▸ RAW DATA

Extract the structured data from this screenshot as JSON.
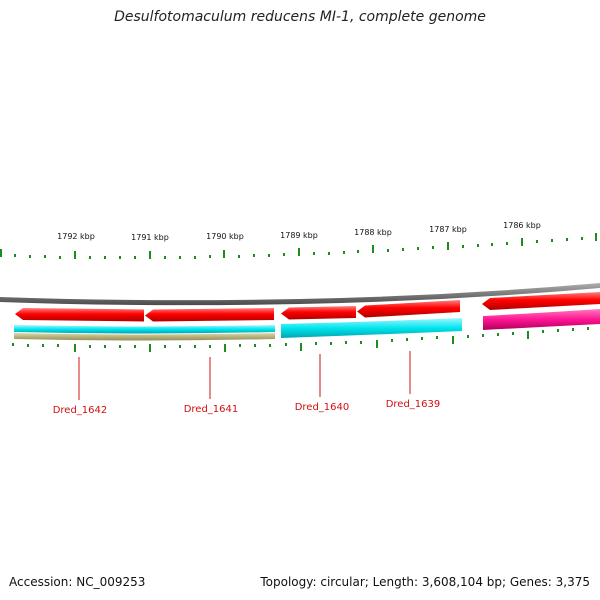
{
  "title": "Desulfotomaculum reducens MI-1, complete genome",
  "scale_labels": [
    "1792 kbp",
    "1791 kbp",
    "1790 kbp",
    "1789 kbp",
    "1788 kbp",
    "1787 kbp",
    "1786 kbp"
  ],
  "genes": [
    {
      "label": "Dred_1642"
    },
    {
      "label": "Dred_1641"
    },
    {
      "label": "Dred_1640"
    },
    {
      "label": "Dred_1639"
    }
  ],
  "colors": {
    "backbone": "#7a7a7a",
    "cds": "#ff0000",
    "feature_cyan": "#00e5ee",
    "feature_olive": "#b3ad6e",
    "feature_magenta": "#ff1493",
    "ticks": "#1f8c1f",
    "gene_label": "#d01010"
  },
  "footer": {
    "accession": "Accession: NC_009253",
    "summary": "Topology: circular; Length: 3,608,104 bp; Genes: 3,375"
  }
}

▸ TASK
Give the entries again, exactly and in full, with no image included.

▸ TASK RESPONSE
Extract the structured data from this screenshot as JSON.
{
  "title": "Desulfotomaculum reducens MI-1, complete genome",
  "scale_labels": [
    "1792 kbp",
    "1791 kbp",
    "1790 kbp",
    "1789 kbp",
    "1788 kbp",
    "1787 kbp",
    "1786 kbp"
  ],
  "genes": [
    {
      "label": "Dred_1642"
    },
    {
      "label": "Dred_1641"
    },
    {
      "label": "Dred_1640"
    },
    {
      "label": "Dred_1639"
    }
  ],
  "colors": {
    "backbone": "#7a7a7a",
    "cds": "#ff0000",
    "feature_cyan": "#00e5ee",
    "feature_olive": "#b3ad6e",
    "feature_magenta": "#ff1493",
    "ticks": "#1f8c1f",
    "gene_label": "#d01010"
  },
  "footer": {
    "accession": "Accession: NC_009253",
    "summary": "Topology: circular; Length: 3,608,104 bp; Genes: 3,375"
  }
}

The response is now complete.